=== Provided entries ===

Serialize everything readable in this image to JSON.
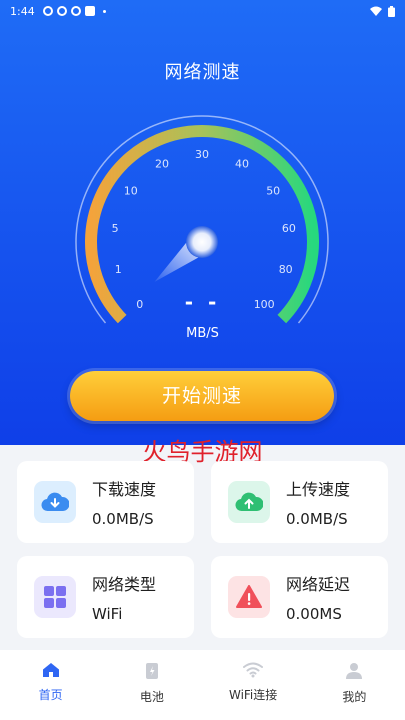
{
  "status_bar": {
    "time": "1:44"
  },
  "page_title": "网络测速",
  "gauge": {
    "ticks": [
      "0",
      "1",
      "5",
      "10",
      "20",
      "30",
      "40",
      "50",
      "60",
      "80",
      "100"
    ],
    "value_display": "- -",
    "unit": "MB/S",
    "needle_value": 0,
    "colors": {
      "start": "#f4a33b",
      "end": "#27d87e"
    }
  },
  "start_button": {
    "label": "开始测速"
  },
  "watermark": "火鸟手游网",
  "cards": {
    "download": {
      "label": "下载速度",
      "value": "0.0MB/S",
      "icon": "download-cloud-icon",
      "color": "#3b8cf0",
      "bg": "#dceefe"
    },
    "upload": {
      "label": "上传速度",
      "value": "0.0MB/S",
      "icon": "upload-cloud-icon",
      "color": "#2fbf73",
      "bg": "#dcf6ea"
    },
    "network_type": {
      "label": "网络类型",
      "value": "WiFi",
      "icon": "grid-icon",
      "color": "#7b6ff0",
      "bg": "#ebe8fd"
    },
    "latency": {
      "label": "网络延迟",
      "value": "0.00MS",
      "icon": "warning-icon",
      "color": "#f0505a",
      "bg": "#fde3e4"
    }
  },
  "tabs": [
    {
      "label": "首页",
      "icon": "home-icon",
      "active": true
    },
    {
      "label": "电池",
      "icon": "battery-icon",
      "active": false
    },
    {
      "label": "WiFi连接",
      "icon": "wifi-icon",
      "active": false
    },
    {
      "label": "我的",
      "icon": "person-icon",
      "active": false
    }
  ],
  "accent_color": "#2f66f3"
}
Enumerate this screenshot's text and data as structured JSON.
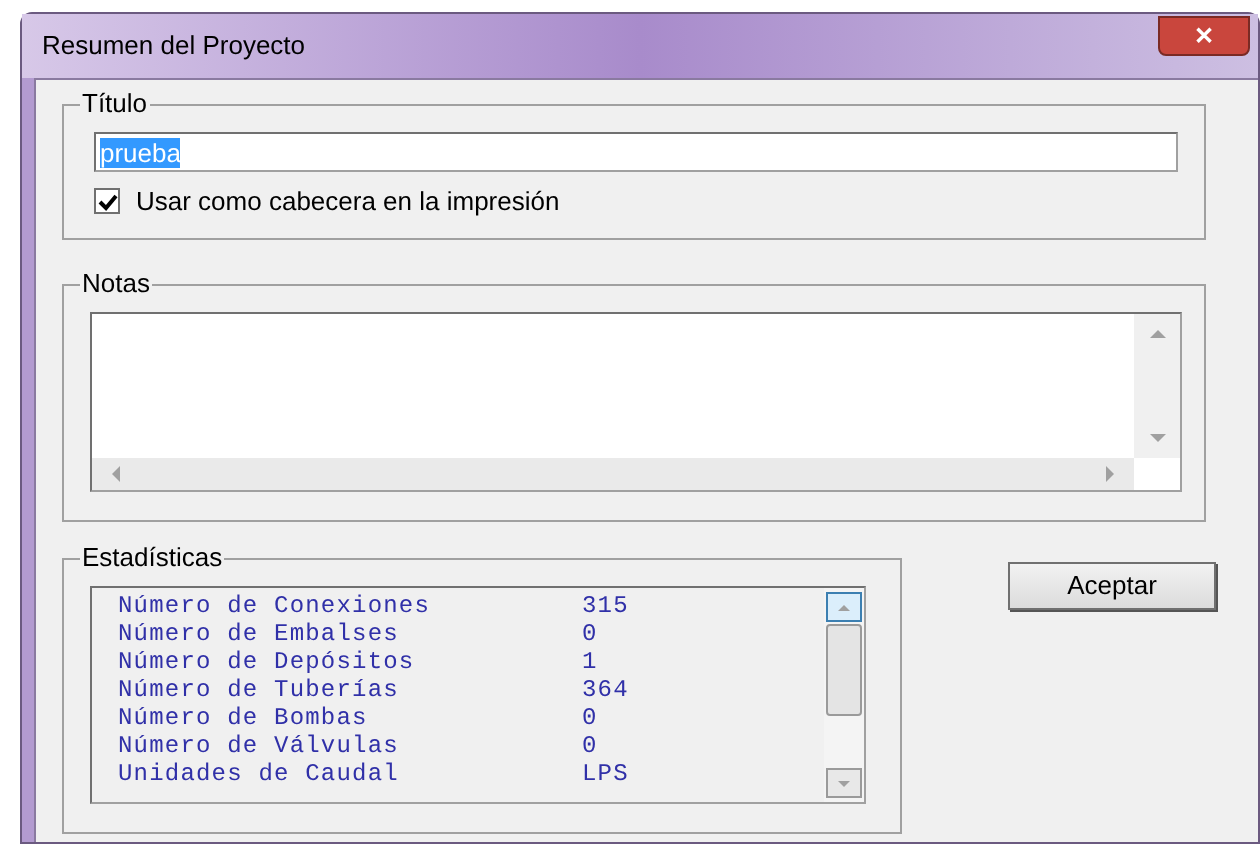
{
  "window": {
    "title": "Resumen del Proyecto",
    "close": "✕"
  },
  "title_group": {
    "label": "Título",
    "value": "prueba",
    "value_selected": true,
    "checkbox": {
      "label": "Usar como cabecera en la impresión",
      "checked": true
    }
  },
  "notes_group": {
    "label": "Notas"
  },
  "stats_group": {
    "label": "Estadísticas",
    "rows": [
      {
        "name": "Número de Conexiones",
        "value": "315"
      },
      {
        "name": "Número de Embalses",
        "value": "0"
      },
      {
        "name": "Número de Depósitos",
        "value": "1"
      },
      {
        "name": "Número de Tuberías",
        "value": "364"
      },
      {
        "name": "Número de Bombas",
        "value": "0"
      },
      {
        "name": "Número de Válvulas",
        "value": "0"
      },
      {
        "name": "Unidades de Caudal",
        "value": "LPS"
      }
    ]
  },
  "buttons": [
    "Aceptar"
  ]
}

===

▶ _Challenge_: Quote the listing above in full, except for the pictures.

▶ _Problem solution_:
Serialize everything readable in this image to JSON.
{
  "status_bar": {
    "time": "1:44"
  },
  "page_title": "网络测速",
  "gauge": {
    "ticks": [
      "0",
      "1",
      "5",
      "10",
      "20",
      "30",
      "40",
      "50",
      "60",
      "80",
      "100"
    ],
    "value_display": "- -",
    "unit": "MB/S",
    "needle_value": 0,
    "colors": {
      "start": "#f4a33b",
      "end": "#27d87e"
    }
  },
  "start_button": {
    "label": "开始测速"
  },
  "watermark": "火鸟手游网",
  "cards": {
    "download": {
      "label": "下载速度",
      "value": "0.0MB/S",
      "icon": "download-cloud-icon",
      "color": "#3b8cf0",
      "bg": "#dceefe"
    },
    "upload": {
      "label": "上传速度",
      "value": "0.0MB/S",
      "icon": "upload-cloud-icon",
      "color": "#2fbf73",
      "bg": "#dcf6ea"
    },
    "network_type": {
      "label": "网络类型",
      "value": "WiFi",
      "icon": "grid-icon",
      "color": "#7b6ff0",
      "bg": "#ebe8fd"
    },
    "latency": {
      "label": "网络延迟",
      "value": "0.00MS",
      "icon": "warning-icon",
      "color": "#f0505a",
      "bg": "#fde3e4"
    }
  },
  "tabs": [
    {
      "label": "首页",
      "icon": "home-icon",
      "active": true
    },
    {
      "label": "电池",
      "icon": "battery-icon",
      "active": false
    },
    {
      "label": "WiFi连接",
      "icon": "wifi-icon",
      "active": false
    },
    {
      "label": "我的",
      "icon": "person-icon",
      "active": false
    }
  ],
  "accent_color": "#2f66f3"
}
Enumerate this screenshot's text and data as structured JSON.
{
  "window": {
    "title": "Resumen del Proyecto",
    "close": "✕"
  },
  "title_group": {
    "label": "Título",
    "value": "prueba",
    "value_selected": true,
    "checkbox": {
      "label": "Usar como cabecera en la impresión",
      "checked": true
    }
  },
  "notes_group": {
    "label": "Notas"
  },
  "stats_group": {
    "label": "Estadísticas",
    "rows": [
      {
        "name": "Número de Conexiones",
        "value": "315"
      },
      {
        "name": "Número de Embalses",
        "value": "0"
      },
      {
        "name": "Número de Depósitos",
        "value": "1"
      },
      {
        "name": "Número de Tuberías",
        "value": "364"
      },
      {
        "name": "Número de Bombas",
        "value": "0"
      },
      {
        "name": "Número de Válvulas",
        "value": "0"
      },
      {
        "name": "Unidades de Caudal",
        "value": "LPS"
      }
    ]
  },
  "buttons": [
    "Aceptar"
  ]
}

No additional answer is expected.